[Extracted records]
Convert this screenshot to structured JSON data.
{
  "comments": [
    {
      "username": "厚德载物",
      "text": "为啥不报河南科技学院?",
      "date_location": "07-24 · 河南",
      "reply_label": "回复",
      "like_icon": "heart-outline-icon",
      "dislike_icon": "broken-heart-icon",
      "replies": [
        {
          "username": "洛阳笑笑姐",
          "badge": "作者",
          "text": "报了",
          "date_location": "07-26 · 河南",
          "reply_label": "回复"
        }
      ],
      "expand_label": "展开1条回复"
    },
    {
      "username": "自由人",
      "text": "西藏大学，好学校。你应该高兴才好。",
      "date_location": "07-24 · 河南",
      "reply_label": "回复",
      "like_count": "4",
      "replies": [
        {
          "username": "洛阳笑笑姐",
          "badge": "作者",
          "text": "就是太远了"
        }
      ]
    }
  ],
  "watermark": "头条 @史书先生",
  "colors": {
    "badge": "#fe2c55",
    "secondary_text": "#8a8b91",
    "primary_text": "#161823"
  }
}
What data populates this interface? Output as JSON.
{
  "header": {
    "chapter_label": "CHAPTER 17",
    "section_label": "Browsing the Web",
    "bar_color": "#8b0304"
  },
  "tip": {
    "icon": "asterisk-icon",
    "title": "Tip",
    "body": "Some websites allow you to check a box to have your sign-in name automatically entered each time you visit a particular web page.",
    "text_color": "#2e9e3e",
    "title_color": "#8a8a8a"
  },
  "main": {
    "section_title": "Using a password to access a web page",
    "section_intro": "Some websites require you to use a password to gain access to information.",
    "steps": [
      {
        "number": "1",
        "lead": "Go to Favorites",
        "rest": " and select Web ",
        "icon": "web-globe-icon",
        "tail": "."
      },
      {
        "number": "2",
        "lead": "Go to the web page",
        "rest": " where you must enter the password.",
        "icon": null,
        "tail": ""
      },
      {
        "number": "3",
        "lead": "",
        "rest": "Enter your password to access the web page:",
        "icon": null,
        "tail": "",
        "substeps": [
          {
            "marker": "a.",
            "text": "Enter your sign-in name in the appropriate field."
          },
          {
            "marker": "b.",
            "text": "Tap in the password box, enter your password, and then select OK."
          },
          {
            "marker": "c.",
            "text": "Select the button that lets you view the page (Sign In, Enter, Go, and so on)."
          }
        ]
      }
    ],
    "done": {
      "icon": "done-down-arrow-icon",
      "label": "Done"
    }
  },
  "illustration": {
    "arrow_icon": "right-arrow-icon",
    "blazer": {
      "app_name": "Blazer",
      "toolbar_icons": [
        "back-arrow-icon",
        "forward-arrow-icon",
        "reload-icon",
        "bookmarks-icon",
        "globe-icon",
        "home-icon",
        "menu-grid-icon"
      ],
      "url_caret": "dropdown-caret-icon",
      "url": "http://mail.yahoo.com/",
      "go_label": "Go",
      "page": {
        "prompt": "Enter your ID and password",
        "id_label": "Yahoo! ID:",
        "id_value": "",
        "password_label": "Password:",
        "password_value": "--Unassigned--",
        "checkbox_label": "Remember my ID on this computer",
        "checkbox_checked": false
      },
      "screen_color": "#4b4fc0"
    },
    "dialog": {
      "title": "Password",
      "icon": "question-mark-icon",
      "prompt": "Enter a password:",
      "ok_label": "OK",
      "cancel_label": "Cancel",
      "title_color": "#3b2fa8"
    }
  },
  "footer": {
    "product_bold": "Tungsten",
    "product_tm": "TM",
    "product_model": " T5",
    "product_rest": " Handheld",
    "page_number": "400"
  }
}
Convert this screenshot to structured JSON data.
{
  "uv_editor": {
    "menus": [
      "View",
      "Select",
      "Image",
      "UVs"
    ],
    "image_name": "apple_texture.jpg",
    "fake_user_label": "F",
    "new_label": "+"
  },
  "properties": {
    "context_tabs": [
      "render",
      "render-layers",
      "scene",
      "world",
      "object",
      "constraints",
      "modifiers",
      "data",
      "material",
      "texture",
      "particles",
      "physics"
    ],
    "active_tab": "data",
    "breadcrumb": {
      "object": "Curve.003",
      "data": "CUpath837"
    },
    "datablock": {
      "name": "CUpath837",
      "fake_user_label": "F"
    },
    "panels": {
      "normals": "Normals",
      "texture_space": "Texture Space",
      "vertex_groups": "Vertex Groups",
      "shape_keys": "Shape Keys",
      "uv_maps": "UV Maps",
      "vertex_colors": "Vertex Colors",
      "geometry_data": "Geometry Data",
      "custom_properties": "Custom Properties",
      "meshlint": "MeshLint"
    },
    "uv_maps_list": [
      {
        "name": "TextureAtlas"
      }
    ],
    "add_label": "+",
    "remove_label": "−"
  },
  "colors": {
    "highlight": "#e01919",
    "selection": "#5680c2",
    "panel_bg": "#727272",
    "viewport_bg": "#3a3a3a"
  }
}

Task: Repeat the listing in full, keeping every line exactly as it is.

Solved exercise:
Convert this screenshot to structured JSON data.
{
  "comments": [
    {
      "username": "厚德载物",
      "text": "为啥不报河南科技学院?",
      "date_location": "07-24 · 河南",
      "reply_label": "回复",
      "like_icon": "heart-outline-icon",
      "dislike_icon": "broken-heart-icon",
      "replies": [
        {
          "username": "洛阳笑笑姐",
          "badge": "作者",
          "text": "报了",
          "date_location": "07-26 · 河南",
          "reply_label": "回复"
        }
      ],
      "expand_label": "展开1条回复"
    },
    {
      "username": "自由人",
      "text": "西藏大学，好学校。你应该高兴才好。",
      "date_location": "07-24 · 河南",
      "reply_label": "回复",
      "like_count": "4",
      "replies": [
        {
          "username": "洛阳笑笑姐",
          "badge": "作者",
          "text": "就是太远了"
        }
      ]
    }
  ],
  "watermark": "头条 @史书先生",
  "colors": {
    "badge": "#fe2c55",
    "secondary_text": "#8a8b91",
    "primary_text": "#161823"
  }
}
What data populates this interface? Output as JSON.
{
  "header": {
    "chapter_label": "CHAPTER 17",
    "section_label": "Browsing the Web",
    "bar_color": "#8b0304"
  },
  "tip": {
    "icon": "asterisk-icon",
    "title": "Tip",
    "body": "Some websites allow you to check a box to have your sign-in name automatically entered each time you visit a particular web page.",
    "text_color": "#2e9e3e",
    "title_color": "#8a8a8a"
  },
  "main": {
    "section_title": "Using a password to access a web page",
    "section_intro": "Some websites require you to use a password to gain access to information.",
    "steps": [
      {
        "number": "1",
        "lead": "Go to Favorites",
        "rest": " and select Web ",
        "icon": "web-globe-icon",
        "tail": "."
      },
      {
        "number": "2",
        "lead": "Go to the web page",
        "rest": " where you must enter the password.",
        "icon": null,
        "tail": ""
      },
      {
        "number": "3",
        "lead": "",
        "rest": "Enter your password to access the web page:",
        "icon": null,
        "tail": "",
        "substeps": [
          {
            "marker": "a.",
            "text": "Enter your sign-in name in the appropriate field."
          },
          {
            "marker": "b.",
            "text": "Tap in the password box, enter your password, and then select OK."
          },
          {
            "marker": "c.",
            "text": "Select the button that lets you view the page (Sign In, Enter, Go, and so on)."
          }
        ]
      }
    ],
    "done": {
      "icon": "done-down-arrow-icon",
      "label": "Done"
    }
  },
  "illustration": {
    "arrow_icon": "right-arrow-icon",
    "blazer": {
      "app_name": "Blazer",
      "toolbar_icons": [
        "back-arrow-icon",
        "forward-arrow-icon",
        "reload-icon",
        "bookmarks-icon",
        "globe-icon",
        "home-icon",
        "menu-grid-icon"
      ],
      "url_caret": "dropdown-caret-icon",
      "url": "http://mail.yahoo.com/",
      "go_label": "Go",
      "page": {
        "prompt": "Enter your ID and password",
        "id_label": "Yahoo! ID:",
        "id_value": "",
        "password_label": "Password:",
        "password_value": "--Unassigned--",
        "checkbox_label": "Remember my ID on this computer",
        "checkbox_checked": false
      },
      "screen_color": "#4b4fc0"
    },
    "dialog": {
      "title": "Password",
      "icon": "question-mark-icon",
      "prompt": "Enter a password:",
      "ok_label": "OK",
      "cancel_label": "Cancel",
      "title_color": "#3b2fa8"
    }
  },
  "footer": {
    "product_bold": "Tungsten",
    "product_tm": "TM",
    "product_model": " T5",
    "product_rest": " Handheld",
    "page_number": "400"
  }
}
Convert this screenshot to structured JSON data.
{
  "uv_editor": {
    "menus": [
      "View",
      "Select",
      "Image",
      "UVs"
    ],
    "image_name": "apple_texture.jpg",
    "fake_user_label": "F",
    "new_label": "+"
  },
  "properties": {
    "context_tabs": [
      "render",
      "render-layers",
      "scene",
      "world",
      "object",
      "constraints",
      "modifiers",
      "data",
      "material",
      "texture",
      "particles",
      "physics"
    ],
    "active_tab": "data",
    "breadcrumb": {
      "object": "Curve.003",
      "data": "CUpath837"
    },
    "datablock": {
      "name": "CUpath837",
      "fake_user_label": "F"
    },
    "panels": {
      "normals": "Normals",
      "texture_space": "Texture Space",
      "vertex_groups": "Vertex Groups",
      "shape_keys": "Shape Keys",
      "uv_maps": "UV Maps",
      "vertex_colors": "Vertex Colors",
      "geometry_data": "Geometry Data",
      "custom_properties": "Custom Properties",
      "meshlint": "MeshLint"
    },
    "uv_maps_list": [
      {
        "name": "TextureAtlas"
      }
    ],
    "add_label": "+",
    "remove_label": "−"
  },
  "colors": {
    "highlight": "#e01919",
    "selection": "#5680c2",
    "panel_bg": "#727272",
    "viewport_bg": "#3a3a3a"
  }
}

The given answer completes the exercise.